--- Start ---

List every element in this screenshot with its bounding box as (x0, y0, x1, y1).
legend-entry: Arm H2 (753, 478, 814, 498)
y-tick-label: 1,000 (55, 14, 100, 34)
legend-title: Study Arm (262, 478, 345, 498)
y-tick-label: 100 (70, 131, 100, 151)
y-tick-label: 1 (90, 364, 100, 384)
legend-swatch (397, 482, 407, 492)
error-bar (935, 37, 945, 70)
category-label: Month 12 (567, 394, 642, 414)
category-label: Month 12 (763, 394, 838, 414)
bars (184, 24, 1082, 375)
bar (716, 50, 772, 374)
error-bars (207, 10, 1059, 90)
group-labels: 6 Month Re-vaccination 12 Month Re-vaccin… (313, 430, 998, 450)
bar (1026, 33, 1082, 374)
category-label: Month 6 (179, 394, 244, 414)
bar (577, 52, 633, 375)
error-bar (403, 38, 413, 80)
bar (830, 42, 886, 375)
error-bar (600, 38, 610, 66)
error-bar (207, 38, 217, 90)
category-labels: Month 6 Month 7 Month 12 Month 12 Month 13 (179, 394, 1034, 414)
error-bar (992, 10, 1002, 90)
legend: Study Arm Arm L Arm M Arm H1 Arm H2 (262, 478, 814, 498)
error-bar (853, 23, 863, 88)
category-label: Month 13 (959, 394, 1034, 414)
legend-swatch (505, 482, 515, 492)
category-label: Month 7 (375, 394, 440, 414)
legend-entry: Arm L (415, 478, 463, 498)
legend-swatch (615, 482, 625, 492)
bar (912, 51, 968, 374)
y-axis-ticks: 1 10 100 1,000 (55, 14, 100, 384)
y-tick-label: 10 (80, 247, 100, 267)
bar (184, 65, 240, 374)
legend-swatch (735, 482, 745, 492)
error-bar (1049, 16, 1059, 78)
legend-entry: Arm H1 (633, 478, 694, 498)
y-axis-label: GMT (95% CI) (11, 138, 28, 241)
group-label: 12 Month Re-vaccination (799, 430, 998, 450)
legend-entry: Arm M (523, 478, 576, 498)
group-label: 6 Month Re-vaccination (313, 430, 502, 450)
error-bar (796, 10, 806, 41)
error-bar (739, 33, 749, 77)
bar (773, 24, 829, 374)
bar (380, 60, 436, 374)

--- End ---
--- Start ---

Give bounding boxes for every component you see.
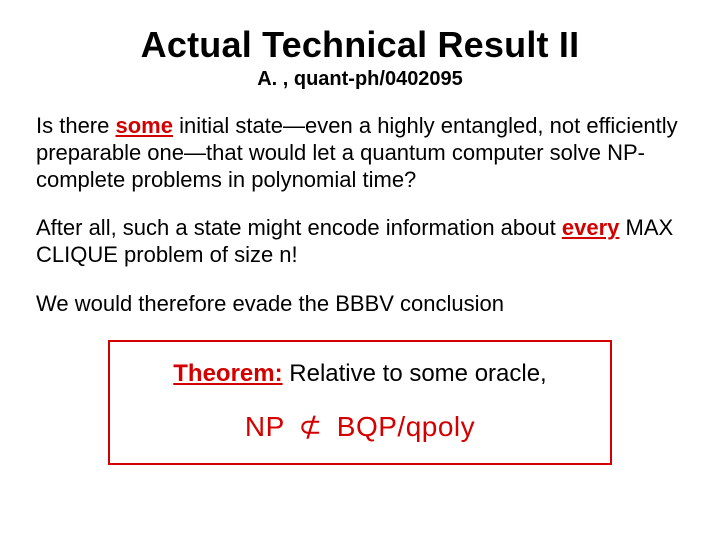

--- End ---
--- Start ---

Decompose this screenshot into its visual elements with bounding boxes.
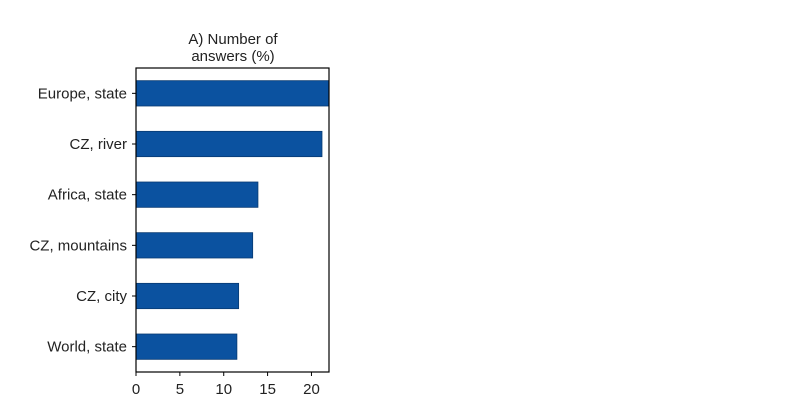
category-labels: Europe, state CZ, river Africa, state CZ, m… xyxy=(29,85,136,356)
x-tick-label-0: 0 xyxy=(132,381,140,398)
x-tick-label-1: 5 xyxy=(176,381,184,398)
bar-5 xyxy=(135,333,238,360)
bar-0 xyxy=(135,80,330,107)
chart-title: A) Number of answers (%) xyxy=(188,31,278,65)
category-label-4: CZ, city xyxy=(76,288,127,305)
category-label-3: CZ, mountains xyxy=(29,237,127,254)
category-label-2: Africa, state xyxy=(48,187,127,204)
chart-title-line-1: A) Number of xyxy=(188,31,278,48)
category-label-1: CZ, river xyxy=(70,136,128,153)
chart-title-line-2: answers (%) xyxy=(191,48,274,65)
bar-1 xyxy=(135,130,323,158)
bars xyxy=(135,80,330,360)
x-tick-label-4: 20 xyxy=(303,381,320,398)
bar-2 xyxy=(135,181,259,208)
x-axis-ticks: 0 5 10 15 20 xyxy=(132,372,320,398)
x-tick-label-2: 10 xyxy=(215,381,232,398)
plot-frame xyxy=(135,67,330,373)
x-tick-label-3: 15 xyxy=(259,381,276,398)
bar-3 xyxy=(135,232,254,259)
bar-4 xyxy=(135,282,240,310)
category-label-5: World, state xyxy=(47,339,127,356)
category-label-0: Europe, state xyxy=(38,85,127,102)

--- End ---

**Task requirements**
Please output the records starting at the line containing "Decompose this screenshot" and ending at the line containing "bar-1 xyxy=(135,130,323,158)" as a two-column CSV with the columns instruction and response, one row for each record holding its text and its answer. Put each field in quotes, turn line breaks into spaces, and leave out the pictures.

**Written response**
instruction,response
"Decompose this screenshot into its visual elements with bounding boxes.","category-labels: Europe, state CZ, river Africa, state CZ, m… xyxy=(29,85,136,356) x-tick-label-0: 0 xyxy=(132,381,140,398) x-tick-label-1: 5 xyxy=(176,381,184,398) bar-5 xyxy=(135,333,238,360) bar-0 xyxy=(135,80,330,107) chart-title: A) Number of answers (%) xyxy=(188,31,278,65) category-label-4: CZ, city xyxy=(76,288,127,305) category-label-3: CZ, mountains xyxy=(29,237,127,254) category-label-2: Africa, state xyxy=(48,187,127,204) chart-title-line-1: A) Number of xyxy=(188,31,278,48) category-label-1: CZ, river xyxy=(70,136,128,153) chart-title-line-2: answers (%) xyxy=(191,48,274,65) bar-1 xyxy=(135,130,323,158)"